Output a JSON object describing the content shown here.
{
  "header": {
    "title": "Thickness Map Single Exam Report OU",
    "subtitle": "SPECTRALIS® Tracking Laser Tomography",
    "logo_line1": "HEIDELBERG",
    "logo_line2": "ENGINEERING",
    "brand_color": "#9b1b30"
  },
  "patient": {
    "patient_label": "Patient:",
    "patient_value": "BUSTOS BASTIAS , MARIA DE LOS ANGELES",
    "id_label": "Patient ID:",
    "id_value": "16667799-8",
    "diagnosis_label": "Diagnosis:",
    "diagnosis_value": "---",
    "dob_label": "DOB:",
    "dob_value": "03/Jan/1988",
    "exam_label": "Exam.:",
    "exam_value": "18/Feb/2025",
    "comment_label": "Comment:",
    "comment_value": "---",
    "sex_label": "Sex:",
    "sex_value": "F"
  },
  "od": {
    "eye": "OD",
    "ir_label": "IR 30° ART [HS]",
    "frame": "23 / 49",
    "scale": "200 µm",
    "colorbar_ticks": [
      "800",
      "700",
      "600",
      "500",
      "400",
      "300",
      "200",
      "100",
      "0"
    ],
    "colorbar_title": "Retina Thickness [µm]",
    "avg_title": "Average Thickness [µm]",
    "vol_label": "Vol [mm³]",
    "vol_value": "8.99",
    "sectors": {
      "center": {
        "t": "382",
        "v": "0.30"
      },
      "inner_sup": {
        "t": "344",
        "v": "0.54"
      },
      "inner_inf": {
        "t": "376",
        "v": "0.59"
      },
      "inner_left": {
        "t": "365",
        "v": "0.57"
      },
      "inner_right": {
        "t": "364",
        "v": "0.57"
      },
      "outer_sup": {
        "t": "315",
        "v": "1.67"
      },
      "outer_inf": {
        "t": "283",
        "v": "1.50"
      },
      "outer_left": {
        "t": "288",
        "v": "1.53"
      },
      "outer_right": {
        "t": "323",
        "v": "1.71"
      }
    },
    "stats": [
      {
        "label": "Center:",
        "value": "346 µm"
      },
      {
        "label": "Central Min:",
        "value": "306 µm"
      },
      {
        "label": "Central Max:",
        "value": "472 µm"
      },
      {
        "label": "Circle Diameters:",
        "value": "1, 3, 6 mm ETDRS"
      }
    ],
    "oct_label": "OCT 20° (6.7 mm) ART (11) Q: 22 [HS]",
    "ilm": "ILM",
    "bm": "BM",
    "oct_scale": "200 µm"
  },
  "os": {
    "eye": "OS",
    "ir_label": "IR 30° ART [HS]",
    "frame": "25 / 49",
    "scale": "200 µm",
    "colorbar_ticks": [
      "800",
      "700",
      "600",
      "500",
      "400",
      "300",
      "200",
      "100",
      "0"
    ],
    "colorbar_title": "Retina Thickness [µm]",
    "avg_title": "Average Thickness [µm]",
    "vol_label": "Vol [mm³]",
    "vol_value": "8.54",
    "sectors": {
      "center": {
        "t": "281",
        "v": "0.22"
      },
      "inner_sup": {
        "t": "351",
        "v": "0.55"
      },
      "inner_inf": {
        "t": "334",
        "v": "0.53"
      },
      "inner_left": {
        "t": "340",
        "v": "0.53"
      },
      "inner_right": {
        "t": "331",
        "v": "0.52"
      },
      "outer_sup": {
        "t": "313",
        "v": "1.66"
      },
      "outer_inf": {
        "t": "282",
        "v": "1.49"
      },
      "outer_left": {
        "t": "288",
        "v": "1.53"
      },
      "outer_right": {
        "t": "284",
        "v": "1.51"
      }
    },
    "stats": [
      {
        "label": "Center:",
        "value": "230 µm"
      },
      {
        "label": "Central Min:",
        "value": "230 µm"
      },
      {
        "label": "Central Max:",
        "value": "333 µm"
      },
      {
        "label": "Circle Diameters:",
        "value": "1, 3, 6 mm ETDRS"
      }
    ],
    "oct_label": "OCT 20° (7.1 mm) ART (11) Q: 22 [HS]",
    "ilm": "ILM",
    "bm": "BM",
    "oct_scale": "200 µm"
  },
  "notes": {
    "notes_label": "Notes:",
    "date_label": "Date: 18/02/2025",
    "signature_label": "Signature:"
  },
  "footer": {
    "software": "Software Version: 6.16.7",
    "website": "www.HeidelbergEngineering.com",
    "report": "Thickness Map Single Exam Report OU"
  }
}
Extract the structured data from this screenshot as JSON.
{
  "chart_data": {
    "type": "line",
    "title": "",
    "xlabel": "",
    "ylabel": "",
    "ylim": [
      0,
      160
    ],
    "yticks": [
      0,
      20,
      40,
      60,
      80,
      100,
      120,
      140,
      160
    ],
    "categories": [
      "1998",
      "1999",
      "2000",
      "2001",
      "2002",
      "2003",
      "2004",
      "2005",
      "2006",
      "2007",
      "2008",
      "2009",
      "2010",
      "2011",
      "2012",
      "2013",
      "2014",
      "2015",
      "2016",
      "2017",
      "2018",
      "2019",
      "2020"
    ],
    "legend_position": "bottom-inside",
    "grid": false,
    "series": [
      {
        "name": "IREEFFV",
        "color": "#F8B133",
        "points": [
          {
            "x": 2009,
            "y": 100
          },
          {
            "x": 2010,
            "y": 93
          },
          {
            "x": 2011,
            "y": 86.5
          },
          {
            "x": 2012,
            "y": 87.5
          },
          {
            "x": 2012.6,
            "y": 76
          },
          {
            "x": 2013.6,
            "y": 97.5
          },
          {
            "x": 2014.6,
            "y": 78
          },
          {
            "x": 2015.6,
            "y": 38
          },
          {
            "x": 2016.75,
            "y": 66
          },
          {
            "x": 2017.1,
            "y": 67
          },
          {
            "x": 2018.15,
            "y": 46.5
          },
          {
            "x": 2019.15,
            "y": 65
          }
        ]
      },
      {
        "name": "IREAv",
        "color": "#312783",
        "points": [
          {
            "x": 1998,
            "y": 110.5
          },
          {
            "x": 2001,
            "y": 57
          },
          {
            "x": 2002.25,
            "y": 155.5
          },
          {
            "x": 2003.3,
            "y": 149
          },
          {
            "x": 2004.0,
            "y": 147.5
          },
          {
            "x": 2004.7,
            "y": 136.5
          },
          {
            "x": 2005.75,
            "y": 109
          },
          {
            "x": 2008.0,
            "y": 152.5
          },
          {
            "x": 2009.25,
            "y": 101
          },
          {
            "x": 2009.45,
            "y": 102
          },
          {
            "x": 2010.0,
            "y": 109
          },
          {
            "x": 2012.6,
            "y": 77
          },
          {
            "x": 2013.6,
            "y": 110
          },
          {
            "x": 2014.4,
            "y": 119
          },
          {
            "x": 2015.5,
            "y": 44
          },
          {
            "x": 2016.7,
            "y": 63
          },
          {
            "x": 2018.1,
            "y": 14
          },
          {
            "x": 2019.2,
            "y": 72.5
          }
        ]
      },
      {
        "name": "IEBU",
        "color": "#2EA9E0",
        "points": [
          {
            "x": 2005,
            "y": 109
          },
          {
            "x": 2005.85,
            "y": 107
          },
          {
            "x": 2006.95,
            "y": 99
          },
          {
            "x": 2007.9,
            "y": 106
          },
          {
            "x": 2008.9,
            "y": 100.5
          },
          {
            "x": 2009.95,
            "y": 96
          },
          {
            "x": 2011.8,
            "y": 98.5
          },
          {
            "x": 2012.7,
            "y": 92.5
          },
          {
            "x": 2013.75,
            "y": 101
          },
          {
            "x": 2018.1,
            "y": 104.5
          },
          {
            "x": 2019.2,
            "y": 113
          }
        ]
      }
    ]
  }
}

▬▬▬▬▬▬

**DIRECTIONS:** Write out all the records above again, exactly as they stand.

**WRITTEN RESPONSE:**
Output a JSON object describing the content shown here.
{
  "header": {
    "title": "Thickness Map Single Exam Report OU",
    "subtitle": "SPECTRALIS® Tracking Laser Tomography",
    "logo_line1": "HEIDELBERG",
    "logo_line2": "ENGINEERING",
    "brand_color": "#9b1b30"
  },
  "patient": {
    "patient_label": "Patient:",
    "patient_value": "BUSTOS BASTIAS , MARIA DE LOS ANGELES",
    "id_label": "Patient ID:",
    "id_value": "16667799-8",
    "diagnosis_label": "Diagnosis:",
    "diagnosis_value": "---",
    "dob_label": "DOB:",
    "dob_value": "03/Jan/1988",
    "exam_label": "Exam.:",
    "exam_value": "18/Feb/2025",
    "comment_label": "Comment:",
    "comment_value": "---",
    "sex_label": "Sex:",
    "sex_value": "F"
  },
  "od": {
    "eye": "OD",
    "ir_label": "IR 30° ART [HS]",
    "frame": "23 / 49",
    "scale": "200 µm",
    "colorbar_ticks": [
      "800",
      "700",
      "600",
      "500",
      "400",
      "300",
      "200",
      "100",
      "0"
    ],
    "colorbar_title": "Retina Thickness [µm]",
    "avg_title": "Average Thickness [µm]",
    "vol_label": "Vol [mm³]",
    "vol_value": "8.99",
    "sectors": {
      "center": {
        "t": "382",
        "v": "0.30"
      },
      "inner_sup": {
        "t": "344",
        "v": "0.54"
      },
      "inner_inf": {
        "t": "376",
        "v": "0.59"
      },
      "inner_left": {
        "t": "365",
        "v": "0.57"
      },
      "inner_right": {
        "t": "364",
        "v": "0.57"
      },
      "outer_sup": {
        "t": "315",
        "v": "1.67"
      },
      "outer_inf": {
        "t": "283",
        "v": "1.50"
      },
      "outer_left": {
        "t": "288",
        "v": "1.53"
      },
      "outer_right": {
        "t": "323",
        "v": "1.71"
      }
    },
    "stats": [
      {
        "label": "Center:",
        "value": "346 µm"
      },
      {
        "label": "Central Min:",
        "value": "306 µm"
      },
      {
        "label": "Central Max:",
        "value": "472 µm"
      },
      {
        "label": "Circle Diameters:",
        "value": "1, 3, 6 mm ETDRS"
      }
    ],
    "oct_label": "OCT 20° (6.7 mm) ART (11) Q: 22 [HS]",
    "ilm": "ILM",
    "bm": "BM",
    "oct_scale": "200 µm"
  },
  "os": {
    "eye": "OS",
    "ir_label": "IR 30° ART [HS]",
    "frame": "25 / 49",
    "scale": "200 µm",
    "colorbar_ticks": [
      "800",
      "700",
      "600",
      "500",
      "400",
      "300",
      "200",
      "100",
      "0"
    ],
    "colorbar_title": "Retina Thickness [µm]",
    "avg_title": "Average Thickness [µm]",
    "vol_label": "Vol [mm³]",
    "vol_value": "8.54",
    "sectors": {
      "center": {
        "t": "281",
        "v": "0.22"
      },
      "inner_sup": {
        "t": "351",
        "v": "0.55"
      },
      "inner_inf": {
        "t": "334",
        "v": "0.53"
      },
      "inner_left": {
        "t": "340",
        "v": "0.53"
      },
      "inner_right": {
        "t": "331",
        "v": "0.52"
      },
      "outer_sup": {
        "t": "313",
        "v": "1.66"
      },
      "outer_inf": {
        "t": "282",
        "v": "1.49"
      },
      "outer_left": {
        "t": "288",
        "v": "1.53"
      },
      "outer_right": {
        "t": "284",
        "v": "1.51"
      }
    },
    "stats": [
      {
        "label": "Center:",
        "value": "230 µm"
      },
      {
        "label": "Central Min:",
        "value": "230 µm"
      },
      {
        "label": "Central Max:",
        "value": "333 µm"
      },
      {
        "label": "Circle Diameters:",
        "value": "1, 3, 6 mm ETDRS"
      }
    ],
    "oct_label": "OCT 20° (7.1 mm) ART (11) Q: 22 [HS]",
    "ilm": "ILM",
    "bm": "BM",
    "oct_scale": "200 µm"
  },
  "notes": {
    "notes_label": "Notes:",
    "date_label": "Date: 18/02/2025",
    "signature_label": "Signature:"
  },
  "footer": {
    "software": "Software Version: 6.16.7",
    "website": "www.HeidelbergEngineering.com",
    "report": "Thickness Map Single Exam Report OU"
  }
}
Extract the structured data from this screenshot as JSON.
{
  "chart_data": {
    "type": "line",
    "title": "",
    "xlabel": "",
    "ylabel": "",
    "ylim": [
      0,
      160
    ],
    "yticks": [
      0,
      20,
      40,
      60,
      80,
      100,
      120,
      140,
      160
    ],
    "categories": [
      "1998",
      "1999",
      "2000",
      "2001",
      "2002",
      "2003",
      "2004",
      "2005",
      "2006",
      "2007",
      "2008",
      "2009",
      "2010",
      "2011",
      "2012",
      "2013",
      "2014",
      "2015",
      "2016",
      "2017",
      "2018",
      "2019",
      "2020"
    ],
    "legend_position": "bottom-inside",
    "grid": false,
    "series": [
      {
        "name": "IREEFFV",
        "color": "#F8B133",
        "points": [
          {
            "x": 2009,
            "y": 100
          },
          {
            "x": 2010,
            "y": 93
          },
          {
            "x": 2011,
            "y": 86.5
          },
          {
            "x": 2012,
            "y": 87.5
          },
          {
            "x": 2012.6,
            "y": 76
          },
          {
            "x": 2013.6,
            "y": 97.5
          },
          {
            "x": 2014.6,
            "y": 78
          },
          {
            "x": 2015.6,
            "y": 38
          },
          {
            "x": 2016.75,
            "y": 66
          },
          {
            "x": 2017.1,
            "y": 67
          },
          {
            "x": 2018.15,
            "y": 46.5
          },
          {
            "x": 2019.15,
            "y": 65
          }
        ]
      },
      {
        "name": "IREAv",
        "color": "#312783",
        "points": [
          {
            "x": 1998,
            "y": 110.5
          },
          {
            "x": 2001,
            "y": 57
          },
          {
            "x": 2002.25,
            "y": 155.5
          },
          {
            "x": 2003.3,
            "y": 149
          },
          {
            "x": 2004.0,
            "y": 147.5
          },
          {
            "x": 2004.7,
            "y": 136.5
          },
          {
            "x": 2005.75,
            "y": 109
          },
          {
            "x": 2008.0,
            "y": 152.5
          },
          {
            "x": 2009.25,
            "y": 101
          },
          {
            "x": 2009.45,
            "y": 102
          },
          {
            "x": 2010.0,
            "y": 109
          },
          {
            "x": 2012.6,
            "y": 77
          },
          {
            "x": 2013.6,
            "y": 110
          },
          {
            "x": 2014.4,
            "y": 119
          },
          {
            "x": 2015.5,
            "y": 44
          },
          {
            "x": 2016.7,
            "y": 63
          },
          {
            "x": 2018.1,
            "y": 14
          },
          {
            "x": 2019.2,
            "y": 72.5
          }
        ]
      },
      {
        "name": "IEBU",
        "color": "#2EA9E0",
        "points": [
          {
            "x": 2005,
            "y": 109
          },
          {
            "x": 2005.85,
            "y": 107
          },
          {
            "x": 2006.95,
            "y": 99
          },
          {
            "x": 2007.9,
            "y": 106
          },
          {
            "x": 2008.9,
            "y": 100.5
          },
          {
            "x": 2009.95,
            "y": 96
          },
          {
            "x": 2011.8,
            "y": 98.5
          },
          {
            "x": 2012.7,
            "y": 92.5
          },
          {
            "x": 2013.75,
            "y": 101
          },
          {
            "x": 2018.1,
            "y": 104.5
          },
          {
            "x": 2019.2,
            "y": 113
          }
        ]
      }
    ]
  }
}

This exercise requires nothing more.